SET TASK:
Return all lines that include the string "开机界面".
-------- WORKING DATA --------
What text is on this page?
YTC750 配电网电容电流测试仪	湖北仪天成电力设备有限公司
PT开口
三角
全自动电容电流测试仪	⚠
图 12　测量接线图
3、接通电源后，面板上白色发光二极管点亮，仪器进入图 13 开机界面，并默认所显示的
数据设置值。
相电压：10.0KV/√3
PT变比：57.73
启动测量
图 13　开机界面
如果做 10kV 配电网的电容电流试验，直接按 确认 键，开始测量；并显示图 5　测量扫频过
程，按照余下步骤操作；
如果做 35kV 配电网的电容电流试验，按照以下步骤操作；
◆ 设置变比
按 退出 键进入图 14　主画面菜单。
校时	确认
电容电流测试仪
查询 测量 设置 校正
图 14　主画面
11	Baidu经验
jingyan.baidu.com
--------
EXERCISE ANSWER:
3、接通电源后，面板上白色发光二极管点亮，仪器进入图 13 开机界面，并默认所显示的
图 13　开机界面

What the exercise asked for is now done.